** Begin **
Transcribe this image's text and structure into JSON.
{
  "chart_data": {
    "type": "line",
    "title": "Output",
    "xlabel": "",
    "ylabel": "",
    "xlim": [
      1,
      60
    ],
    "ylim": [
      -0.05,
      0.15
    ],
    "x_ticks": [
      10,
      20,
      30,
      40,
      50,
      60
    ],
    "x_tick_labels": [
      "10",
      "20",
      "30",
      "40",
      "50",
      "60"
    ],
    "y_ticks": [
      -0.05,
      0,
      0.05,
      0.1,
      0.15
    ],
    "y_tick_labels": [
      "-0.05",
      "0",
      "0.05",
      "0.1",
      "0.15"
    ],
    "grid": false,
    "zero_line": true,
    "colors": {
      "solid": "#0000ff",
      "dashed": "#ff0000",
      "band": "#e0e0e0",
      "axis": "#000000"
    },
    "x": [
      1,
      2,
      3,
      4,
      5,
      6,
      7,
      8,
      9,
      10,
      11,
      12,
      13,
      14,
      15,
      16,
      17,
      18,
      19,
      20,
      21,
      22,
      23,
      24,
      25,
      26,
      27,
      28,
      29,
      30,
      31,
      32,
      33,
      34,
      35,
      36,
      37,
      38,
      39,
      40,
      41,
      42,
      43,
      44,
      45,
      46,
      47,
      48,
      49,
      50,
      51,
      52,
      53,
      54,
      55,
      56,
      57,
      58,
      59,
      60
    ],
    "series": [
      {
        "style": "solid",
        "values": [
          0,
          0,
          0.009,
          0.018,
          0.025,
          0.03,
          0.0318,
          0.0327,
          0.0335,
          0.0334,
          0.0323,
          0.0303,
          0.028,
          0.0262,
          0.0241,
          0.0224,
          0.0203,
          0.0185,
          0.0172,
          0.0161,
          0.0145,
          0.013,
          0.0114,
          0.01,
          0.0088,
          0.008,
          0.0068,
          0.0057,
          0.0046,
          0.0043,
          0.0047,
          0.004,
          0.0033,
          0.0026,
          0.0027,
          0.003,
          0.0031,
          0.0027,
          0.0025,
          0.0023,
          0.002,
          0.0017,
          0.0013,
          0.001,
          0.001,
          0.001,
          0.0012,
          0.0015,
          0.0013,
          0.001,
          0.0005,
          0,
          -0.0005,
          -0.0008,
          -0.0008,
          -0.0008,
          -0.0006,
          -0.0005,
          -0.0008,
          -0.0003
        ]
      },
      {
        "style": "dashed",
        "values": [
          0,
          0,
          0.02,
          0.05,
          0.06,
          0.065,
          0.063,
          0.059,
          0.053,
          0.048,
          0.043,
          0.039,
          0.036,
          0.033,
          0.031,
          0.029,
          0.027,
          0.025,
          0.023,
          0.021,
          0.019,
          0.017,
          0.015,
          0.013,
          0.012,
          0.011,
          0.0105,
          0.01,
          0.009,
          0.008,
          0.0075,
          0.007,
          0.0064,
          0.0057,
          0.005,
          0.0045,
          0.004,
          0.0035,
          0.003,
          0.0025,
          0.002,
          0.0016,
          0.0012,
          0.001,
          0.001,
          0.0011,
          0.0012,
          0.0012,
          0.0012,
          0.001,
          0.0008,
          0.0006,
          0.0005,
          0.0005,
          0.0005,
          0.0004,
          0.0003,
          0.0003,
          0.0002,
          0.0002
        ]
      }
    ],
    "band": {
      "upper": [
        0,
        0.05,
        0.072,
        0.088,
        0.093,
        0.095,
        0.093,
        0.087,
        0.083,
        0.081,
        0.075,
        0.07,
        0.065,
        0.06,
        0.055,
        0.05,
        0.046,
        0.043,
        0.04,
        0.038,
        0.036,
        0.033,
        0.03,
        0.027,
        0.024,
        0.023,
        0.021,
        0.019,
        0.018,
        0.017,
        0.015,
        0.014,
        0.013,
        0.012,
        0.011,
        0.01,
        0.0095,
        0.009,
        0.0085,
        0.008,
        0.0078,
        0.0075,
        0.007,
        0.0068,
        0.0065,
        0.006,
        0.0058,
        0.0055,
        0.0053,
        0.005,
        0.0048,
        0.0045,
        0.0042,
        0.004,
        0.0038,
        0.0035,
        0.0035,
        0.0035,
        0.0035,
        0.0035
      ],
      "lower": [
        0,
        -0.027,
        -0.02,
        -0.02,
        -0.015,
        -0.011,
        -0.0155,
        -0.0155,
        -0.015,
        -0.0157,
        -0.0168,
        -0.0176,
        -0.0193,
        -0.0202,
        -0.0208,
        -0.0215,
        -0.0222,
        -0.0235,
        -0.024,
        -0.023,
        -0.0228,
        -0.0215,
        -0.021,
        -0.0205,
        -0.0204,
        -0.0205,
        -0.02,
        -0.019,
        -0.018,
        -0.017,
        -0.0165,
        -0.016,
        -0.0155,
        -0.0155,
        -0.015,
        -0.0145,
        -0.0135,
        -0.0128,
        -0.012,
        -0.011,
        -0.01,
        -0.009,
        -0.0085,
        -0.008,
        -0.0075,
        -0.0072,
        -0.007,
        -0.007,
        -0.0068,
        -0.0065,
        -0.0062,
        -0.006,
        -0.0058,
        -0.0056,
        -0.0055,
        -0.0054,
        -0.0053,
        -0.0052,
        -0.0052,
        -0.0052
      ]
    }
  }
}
** End **
- [PROBLEM STATEMENT]: Extract each record, keeping it identical to the original.

- [RESULT OF THIS TASK]:
Transcribe this image's text and structure into JSON.
{
  "chart_data": {
    "type": "line",
    "title": "Output",
    "xlabel": "",
    "ylabel": "",
    "xlim": [
      1,
      60
    ],
    "ylim": [
      -0.05,
      0.15
    ],
    "x_ticks": [
      10,
      20,
      30,
      40,
      50,
      60
    ],
    "x_tick_labels": [
      "10",
      "20",
      "30",
      "40",
      "50",
      "60"
    ],
    "y_ticks": [
      -0.05,
      0,
      0.05,
      0.1,
      0.15
    ],
    "y_tick_labels": [
      "-0.05",
      "0",
      "0.05",
      "0.1",
      "0.15"
    ],
    "grid": false,
    "zero_line": true,
    "colors": {
      "solid": "#0000ff",
      "dashed": "#ff0000",
      "band": "#e0e0e0",
      "axis": "#000000"
    },
    "x": [
      1,
      2,
      3,
      4,
      5,
      6,
      7,
      8,
      9,
      10,
      11,
      12,
      13,
      14,
      15,
      16,
      17,
      18,
      19,
      20,
      21,
      22,
      23,
      24,
      25,
      26,
      27,
      28,
      29,
      30,
      31,
      32,
      33,
      34,
      35,
      36,
      37,
      38,
      39,
      40,
      41,
      42,
      43,
      44,
      45,
      46,
      47,
      48,
      49,
      50,
      51,
      52,
      53,
      54,
      55,
      56,
      57,
      58,
      59,
      60
    ],
    "series": [
      {
        "style": "solid",
        "values": [
          0,
          0,
          0.009,
          0.018,
          0.025,
          0.03,
          0.0318,
          0.0327,
          0.0335,
          0.0334,
          0.0323,
          0.0303,
          0.028,
          0.0262,
          0.0241,
          0.0224,
          0.0203,
          0.0185,
          0.0172,
          0.0161,
          0.0145,
          0.013,
          0.0114,
          0.01,
          0.0088,
          0.008,
          0.0068,
          0.0057,
          0.0046,
          0.0043,
          0.0047,
          0.004,
          0.0033,
          0.0026,
          0.0027,
          0.003,
          0.0031,
          0.0027,
          0.0025,
          0.0023,
          0.002,
          0.0017,
          0.0013,
          0.001,
          0.001,
          0.001,
          0.0012,
          0.0015,
          0.0013,
          0.001,
          0.0005,
          0,
          -0.0005,
          -0.0008,
          -0.0008,
          -0.0008,
          -0.0006,
          -0.0005,
          -0.0008,
          -0.0003
        ]
      },
      {
        "style": "dashed",
        "values": [
          0,
          0,
          0.02,
          0.05,
          0.06,
          0.065,
          0.063,
          0.059,
          0.053,
          0.048,
          0.043,
          0.039,
          0.036,
          0.033,
          0.031,
          0.029,
          0.027,
          0.025,
          0.023,
          0.021,
          0.019,
          0.017,
          0.015,
          0.013,
          0.012,
          0.011,
          0.0105,
          0.01,
          0.009,
          0.008,
          0.0075,
          0.007,
          0.0064,
          0.0057,
          0.005,
          0.0045,
          0.004,
          0.0035,
          0.003,
          0.0025,
          0.002,
          0.0016,
          0.0012,
          0.001,
          0.001,
          0.0011,
          0.0012,
          0.0012,
          0.0012,
          0.001,
          0.0008,
          0.0006,
          0.0005,
          0.0005,
          0.0005,
          0.0004,
          0.0003,
          0.0003,
          0.0002,
          0.0002
        ]
      }
    ],
    "band": {
      "upper": [
        0,
        0.05,
        0.072,
        0.088,
        0.093,
        0.095,
        0.093,
        0.087,
        0.083,
        0.081,
        0.075,
        0.07,
        0.065,
        0.06,
        0.055,
        0.05,
        0.046,
        0.043,
        0.04,
        0.038,
        0.036,
        0.033,
        0.03,
        0.027,
        0.024,
        0.023,
        0.021,
        0.019,
        0.018,
        0.017,
        0.015,
        0.014,
        0.013,
        0.012,
        0.011,
        0.01,
        0.0095,
        0.009,
        0.0085,
        0.008,
        0.0078,
        0.0075,
        0.007,
        0.0068,
        0.0065,
        0.006,
        0.0058,
        0.0055,
        0.0053,
        0.005,
        0.0048,
        0.0045,
        0.0042,
        0.004,
        0.0038,
        0.0035,
        0.0035,
        0.0035,
        0.0035,
        0.0035
      ],
      "lower": [
        0,
        -0.027,
        -0.02,
        -0.02,
        -0.015,
        -0.011,
        -0.0155,
        -0.0155,
        -0.015,
        -0.0157,
        -0.0168,
        -0.0176,
        -0.0193,
        -0.0202,
        -0.0208,
        -0.0215,
        -0.0222,
        -0.0235,
        -0.024,
        -0.023,
        -0.0228,
        -0.0215,
        -0.021,
        -0.0205,
        -0.0204,
        -0.0205,
        -0.02,
        -0.019,
        -0.018,
        -0.017,
        -0.0165,
        -0.016,
        -0.0155,
        -0.0155,
        -0.015,
        -0.0145,
        -0.0135,
        -0.0128,
        -0.012,
        -0.011,
        -0.01,
        -0.009,
        -0.0085,
        -0.008,
        -0.0075,
        -0.0072,
        -0.007,
        -0.007,
        -0.0068,
        -0.0065,
        -0.0062,
        -0.006,
        -0.0058,
        -0.0056,
        -0.0055,
        -0.0054,
        -0.0053,
        -0.0052,
        -0.0052,
        -0.0052
      ]
    }
  }
}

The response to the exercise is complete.